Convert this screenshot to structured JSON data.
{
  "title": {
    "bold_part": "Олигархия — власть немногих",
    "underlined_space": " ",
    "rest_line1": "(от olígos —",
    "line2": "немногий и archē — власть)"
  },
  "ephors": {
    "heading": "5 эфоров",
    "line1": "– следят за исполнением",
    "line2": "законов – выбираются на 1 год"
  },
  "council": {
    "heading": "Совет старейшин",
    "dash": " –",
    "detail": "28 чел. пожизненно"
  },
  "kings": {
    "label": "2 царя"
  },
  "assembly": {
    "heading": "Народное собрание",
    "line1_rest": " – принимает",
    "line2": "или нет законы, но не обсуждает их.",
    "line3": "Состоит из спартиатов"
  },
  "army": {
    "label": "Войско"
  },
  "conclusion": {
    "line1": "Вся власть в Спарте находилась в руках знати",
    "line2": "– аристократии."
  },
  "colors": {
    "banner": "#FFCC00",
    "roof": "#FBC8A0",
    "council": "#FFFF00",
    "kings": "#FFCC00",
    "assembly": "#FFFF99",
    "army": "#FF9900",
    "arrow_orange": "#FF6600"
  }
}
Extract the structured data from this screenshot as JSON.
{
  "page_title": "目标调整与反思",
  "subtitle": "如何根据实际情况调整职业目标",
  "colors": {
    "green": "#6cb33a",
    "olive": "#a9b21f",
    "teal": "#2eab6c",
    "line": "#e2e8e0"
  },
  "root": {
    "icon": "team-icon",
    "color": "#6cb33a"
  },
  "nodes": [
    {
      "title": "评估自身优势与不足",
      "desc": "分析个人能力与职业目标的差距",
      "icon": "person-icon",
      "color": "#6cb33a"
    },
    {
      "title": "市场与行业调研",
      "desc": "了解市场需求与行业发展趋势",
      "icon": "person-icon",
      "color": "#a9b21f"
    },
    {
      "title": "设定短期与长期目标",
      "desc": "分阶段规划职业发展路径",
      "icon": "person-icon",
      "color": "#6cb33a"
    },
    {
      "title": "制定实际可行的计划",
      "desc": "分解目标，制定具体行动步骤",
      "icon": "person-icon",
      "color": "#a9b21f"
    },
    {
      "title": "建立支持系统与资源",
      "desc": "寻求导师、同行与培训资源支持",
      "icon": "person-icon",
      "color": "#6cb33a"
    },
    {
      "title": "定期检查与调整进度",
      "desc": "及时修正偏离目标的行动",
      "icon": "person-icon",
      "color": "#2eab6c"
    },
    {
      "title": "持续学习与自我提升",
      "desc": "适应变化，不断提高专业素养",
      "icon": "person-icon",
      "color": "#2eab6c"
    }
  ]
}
--*--
§ Set problem: Copy the records above exactly.

§ Answer to the task:
Convert this screenshot to structured JSON data.
{
  "title": {
    "bold_part": "Олигархия — власть немногих",
    "underlined_space": " ",
    "rest_line1": "(от olígos —",
    "line2": "немногий и archē — власть)"
  },
  "ephors": {
    "heading": "5 эфоров",
    "line1": "– следят за исполнением",
    "line2": "законов – выбираются на 1 год"
  },
  "council": {
    "heading": "Совет старейшин",
    "dash": " –",
    "detail": "28 чел. пожизненно"
  },
  "kings": {
    "label": "2 царя"
  },
  "assembly": {
    "heading": "Народное собрание",
    "line1_rest": " – принимает",
    "line2": "или нет законы, но не обсуждает их.",
    "line3": "Состоит из спартиатов"
  },
  "army": {
    "label": "Войско"
  },
  "conclusion": {
    "line1": "Вся власть в Спарте находилась в руках знати",
    "line2": "– аристократии."
  },
  "colors": {
    "banner": "#FFCC00",
    "roof": "#FBC8A0",
    "council": "#FFFF00",
    "kings": "#FFCC00",
    "assembly": "#FFFF99",
    "army": "#FF9900",
    "arrow_orange": "#FF6600"
  }
}
Extract the structured data from this screenshot as JSON.
{
  "page_title": "目标调整与反思",
  "subtitle": "如何根据实际情况调整职业目标",
  "colors": {
    "green": "#6cb33a",
    "olive": "#a9b21f",
    "teal": "#2eab6c",
    "line": "#e2e8e0"
  },
  "root": {
    "icon": "team-icon",
    "color": "#6cb33a"
  },
  "nodes": [
    {
      "title": "评估自身优势与不足",
      "desc": "分析个人能力与职业目标的差距",
      "icon": "person-icon",
      "color": "#6cb33a"
    },
    {
      "title": "市场与行业调研",
      "desc": "了解市场需求与行业发展趋势",
      "icon": "person-icon",
      "color": "#a9b21f"
    },
    {
      "title": "设定短期与长期目标",
      "desc": "分阶段规划职业发展路径",
      "icon": "person-icon",
      "color": "#6cb33a"
    },
    {
      "title": "制定实际可行的计划",
      "desc": "分解目标，制定具体行动步骤",
      "icon": "person-icon",
      "color": "#a9b21f"
    },
    {
      "title": "建立支持系统与资源",
      "desc": "寻求导师、同行与培训资源支持",
      "icon": "person-icon",
      "color": "#6cb33a"
    },
    {
      "title": "定期检查与调整进度",
      "desc": "及时修正偏离目标的行动",
      "icon": "person-icon",
      "color": "#2eab6c"
    },
    {
      "title": "持续学习与自我提升",
      "desc": "适应变化，不断提高专业素养",
      "icon": "person-icon",
      "color": "#2eab6c"
    }
  ]
}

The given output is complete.